Exercise directions ▸
Below are some records; reproduce every one of them exactly.

Given data ▸
------------------------------------------------

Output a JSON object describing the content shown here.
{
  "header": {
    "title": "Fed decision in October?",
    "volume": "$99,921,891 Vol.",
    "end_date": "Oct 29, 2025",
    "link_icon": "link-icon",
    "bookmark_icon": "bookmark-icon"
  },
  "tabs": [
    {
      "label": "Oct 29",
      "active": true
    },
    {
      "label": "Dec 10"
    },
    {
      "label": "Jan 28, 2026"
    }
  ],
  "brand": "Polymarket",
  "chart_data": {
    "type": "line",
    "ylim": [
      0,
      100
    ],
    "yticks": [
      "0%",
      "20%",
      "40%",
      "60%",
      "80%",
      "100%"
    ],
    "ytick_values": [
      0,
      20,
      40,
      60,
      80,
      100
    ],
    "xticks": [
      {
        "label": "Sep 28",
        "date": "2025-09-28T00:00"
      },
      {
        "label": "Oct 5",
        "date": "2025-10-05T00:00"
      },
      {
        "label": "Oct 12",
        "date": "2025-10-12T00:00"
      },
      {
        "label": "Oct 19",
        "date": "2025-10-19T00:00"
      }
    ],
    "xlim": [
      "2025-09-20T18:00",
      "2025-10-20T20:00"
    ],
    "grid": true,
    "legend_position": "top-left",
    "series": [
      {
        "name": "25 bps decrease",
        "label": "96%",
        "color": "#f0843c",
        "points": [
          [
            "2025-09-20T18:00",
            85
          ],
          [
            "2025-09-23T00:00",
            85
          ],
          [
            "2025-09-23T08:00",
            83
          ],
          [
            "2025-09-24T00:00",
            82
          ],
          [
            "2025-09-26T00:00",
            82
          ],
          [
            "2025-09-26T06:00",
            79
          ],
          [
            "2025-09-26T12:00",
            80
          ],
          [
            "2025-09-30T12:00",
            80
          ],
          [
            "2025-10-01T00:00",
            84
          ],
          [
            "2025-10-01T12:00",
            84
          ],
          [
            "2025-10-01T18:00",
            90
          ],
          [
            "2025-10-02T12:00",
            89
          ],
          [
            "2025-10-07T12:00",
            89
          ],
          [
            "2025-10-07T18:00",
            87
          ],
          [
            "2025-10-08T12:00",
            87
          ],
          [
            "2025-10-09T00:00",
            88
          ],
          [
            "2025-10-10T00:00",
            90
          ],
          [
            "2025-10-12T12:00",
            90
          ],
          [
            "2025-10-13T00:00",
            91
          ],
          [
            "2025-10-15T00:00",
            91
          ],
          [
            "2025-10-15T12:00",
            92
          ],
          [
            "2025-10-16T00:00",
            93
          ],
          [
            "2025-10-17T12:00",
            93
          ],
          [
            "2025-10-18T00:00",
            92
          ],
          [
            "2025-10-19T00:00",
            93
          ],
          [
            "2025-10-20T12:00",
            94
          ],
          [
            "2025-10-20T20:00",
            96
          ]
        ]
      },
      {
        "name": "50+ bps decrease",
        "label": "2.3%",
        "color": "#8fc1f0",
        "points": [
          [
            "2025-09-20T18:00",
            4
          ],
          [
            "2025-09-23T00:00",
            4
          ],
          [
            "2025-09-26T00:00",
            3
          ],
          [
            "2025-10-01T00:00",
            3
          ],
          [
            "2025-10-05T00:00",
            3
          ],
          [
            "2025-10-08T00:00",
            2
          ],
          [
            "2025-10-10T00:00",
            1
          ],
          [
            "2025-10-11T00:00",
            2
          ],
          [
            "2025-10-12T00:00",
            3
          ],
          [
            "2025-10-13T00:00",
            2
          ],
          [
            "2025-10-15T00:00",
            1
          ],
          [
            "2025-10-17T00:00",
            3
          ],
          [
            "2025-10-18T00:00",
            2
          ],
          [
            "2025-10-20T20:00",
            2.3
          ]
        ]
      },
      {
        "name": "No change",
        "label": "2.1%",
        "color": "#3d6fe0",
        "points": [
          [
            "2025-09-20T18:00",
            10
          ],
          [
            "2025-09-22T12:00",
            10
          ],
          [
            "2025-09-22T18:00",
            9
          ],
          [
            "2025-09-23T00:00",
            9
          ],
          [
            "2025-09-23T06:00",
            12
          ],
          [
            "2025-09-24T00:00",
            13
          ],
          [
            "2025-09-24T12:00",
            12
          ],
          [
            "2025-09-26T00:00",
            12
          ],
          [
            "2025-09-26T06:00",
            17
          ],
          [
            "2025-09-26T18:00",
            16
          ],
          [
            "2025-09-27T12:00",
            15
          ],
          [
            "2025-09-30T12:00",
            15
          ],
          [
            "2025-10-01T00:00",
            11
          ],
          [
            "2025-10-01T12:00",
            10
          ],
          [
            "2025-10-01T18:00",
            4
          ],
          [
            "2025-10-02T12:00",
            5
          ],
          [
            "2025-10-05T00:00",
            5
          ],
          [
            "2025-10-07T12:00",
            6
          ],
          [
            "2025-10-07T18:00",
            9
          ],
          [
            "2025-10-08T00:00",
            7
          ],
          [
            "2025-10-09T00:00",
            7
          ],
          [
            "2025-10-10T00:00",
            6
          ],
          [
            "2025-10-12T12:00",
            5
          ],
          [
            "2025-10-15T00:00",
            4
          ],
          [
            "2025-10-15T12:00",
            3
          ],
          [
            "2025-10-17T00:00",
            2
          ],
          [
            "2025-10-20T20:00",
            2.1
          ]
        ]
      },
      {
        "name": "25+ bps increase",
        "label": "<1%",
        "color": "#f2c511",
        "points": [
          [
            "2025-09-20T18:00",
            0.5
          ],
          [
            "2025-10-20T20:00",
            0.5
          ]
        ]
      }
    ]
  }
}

------------------------------------------------

Complete answer ▸
Output a JSON object describing the content shown here.
{
  "header": {
    "title": "Fed decision in October?",
    "volume": "$99,921,891 Vol.",
    "end_date": "Oct 29, 2025",
    "link_icon": "link-icon",
    "bookmark_icon": "bookmark-icon"
  },
  "tabs": [
    {
      "label": "Oct 29",
      "active": true
    },
    {
      "label": "Dec 10"
    },
    {
      "label": "Jan 28, 2026"
    }
  ],
  "brand": "Polymarket",
  "chart_data": {
    "type": "line",
    "ylim": [
      0,
      100
    ],
    "yticks": [
      "0%",
      "20%",
      "40%",
      "60%",
      "80%",
      "100%"
    ],
    "ytick_values": [
      0,
      20,
      40,
      60,
      80,
      100
    ],
    "xticks": [
      {
        "label": "Sep 28",
        "date": "2025-09-28T00:00"
      },
      {
        "label": "Oct 5",
        "date": "2025-10-05T00:00"
      },
      {
        "label": "Oct 12",
        "date": "2025-10-12T00:00"
      },
      {
        "label": "Oct 19",
        "date": "2025-10-19T00:00"
      }
    ],
    "xlim": [
      "2025-09-20T18:00",
      "2025-10-20T20:00"
    ],
    "grid": true,
    "legend_position": "top-left",
    "series": [
      {
        "name": "25 bps decrease",
        "label": "96%",
        "color": "#f0843c",
        "points": [
          [
            "2025-09-20T18:00",
            85
          ],
          [
            "2025-09-23T00:00",
            85
          ],
          [
            "2025-09-23T08:00",
            83
          ],
          [
            "2025-09-24T00:00",
            82
          ],
          [
            "2025-09-26T00:00",
            82
          ],
          [
            "2025-09-26T06:00",
            79
          ],
          [
            "2025-09-26T12:00",
            80
          ],
          [
            "2025-09-30T12:00",
            80
          ],
          [
            "2025-10-01T00:00",
            84
          ],
          [
            "2025-10-01T12:00",
            84
          ],
          [
            "2025-10-01T18:00",
            90
          ],
          [
            "2025-10-02T12:00",
            89
          ],
          [
            "2025-10-07T12:00",
            89
          ],
          [
            "2025-10-07T18:00",
            87
          ],
          [
            "2025-10-08T12:00",
            87
          ],
          [
            "2025-10-09T00:00",
            88
          ],
          [
            "2025-10-10T00:00",
            90
          ],
          [
            "2025-10-12T12:00",
            90
          ],
          [
            "2025-10-13T00:00",
            91
          ],
          [
            "2025-10-15T00:00",
            91
          ],
          [
            "2025-10-15T12:00",
            92
          ],
          [
            "2025-10-16T00:00",
            93
          ],
          [
            "2025-10-17T12:00",
            93
          ],
          [
            "2025-10-18T00:00",
            92
          ],
          [
            "2025-10-19T00:00",
            93
          ],
          [
            "2025-10-20T12:00",
            94
          ],
          [
            "2025-10-20T20:00",
            96
          ]
        ]
      },
      {
        "name": "50+ bps decrease",
        "label": "2.3%",
        "color": "#8fc1f0",
        "points": [
          [
            "2025-09-20T18:00",
            4
          ],
          [
            "2025-09-23T00:00",
            4
          ],
          [
            "2025-09-26T00:00",
            3
          ],
          [
            "2025-10-01T00:00",
            3
          ],
          [
            "2025-10-05T00:00",
            3
          ],
          [
            "2025-10-08T00:00",
            2
          ],
          [
            "2025-10-10T00:00",
            1
          ],
          [
            "2025-10-11T00:00",
            2
          ],
          [
            "2025-10-12T00:00",
            3
          ],
          [
            "2025-10-13T00:00",
            2
          ],
          [
            "2025-10-15T00:00",
            1
          ],
          [
            "2025-10-17T00:00",
            3
          ],
          [
            "2025-10-18T00:00",
            2
          ],
          [
            "2025-10-20T20:00",
            2.3
          ]
        ]
      },
      {
        "name": "No change",
        "label": "2.1%",
        "color": "#3d6fe0",
        "points": [
          [
            "2025-09-20T18:00",
            10
          ],
          [
            "2025-09-22T12:00",
            10
          ],
          [
            "2025-09-22T18:00",
            9
          ],
          [
            "2025-09-23T00:00",
            9
          ],
          [
            "2025-09-23T06:00",
            12
          ],
          [
            "2025-09-24T00:00",
            13
          ],
          [
            "2025-09-24T12:00",
            12
          ],
          [
            "2025-09-26T00:00",
            12
          ],
          [
            "2025-09-26T06:00",
            17
          ],
          [
            "2025-09-26T18:00",
            16
          ],
          [
            "2025-09-27T12:00",
            15
          ],
          [
            "2025-09-30T12:00",
            15
          ],
          [
            "2025-10-01T00:00",
            11
          ],
          [
            "2025-10-01T12:00",
            10
          ],
          [
            "2025-10-01T18:00",
            4
          ],
          [
            "2025-10-02T12:00",
            5
          ],
          [
            "2025-10-05T00:00",
            5
          ],
          [
            "2025-10-07T12:00",
            6
          ],
          [
            "2025-10-07T18:00",
            9
          ],
          [
            "2025-10-08T00:00",
            7
          ],
          [
            "2025-10-09T00:00",
            7
          ],
          [
            "2025-10-10T00:00",
            6
          ],
          [
            "2025-10-12T12:00",
            5
          ],
          [
            "2025-10-15T00:00",
            4
          ],
          [
            "2025-10-15T12:00",
            3
          ],
          [
            "2025-10-17T00:00",
            2
          ],
          [
            "2025-10-20T20:00",
            2.1
          ]
        ]
      },
      {
        "name": "25+ bps increase",
        "label": "<1%",
        "color": "#f2c511",
        "points": [
          [
            "2025-09-20T18:00",
            0.5
          ],
          [
            "2025-10-20T20:00",
            0.5
          ]
        ]
      }
    ]
  }
}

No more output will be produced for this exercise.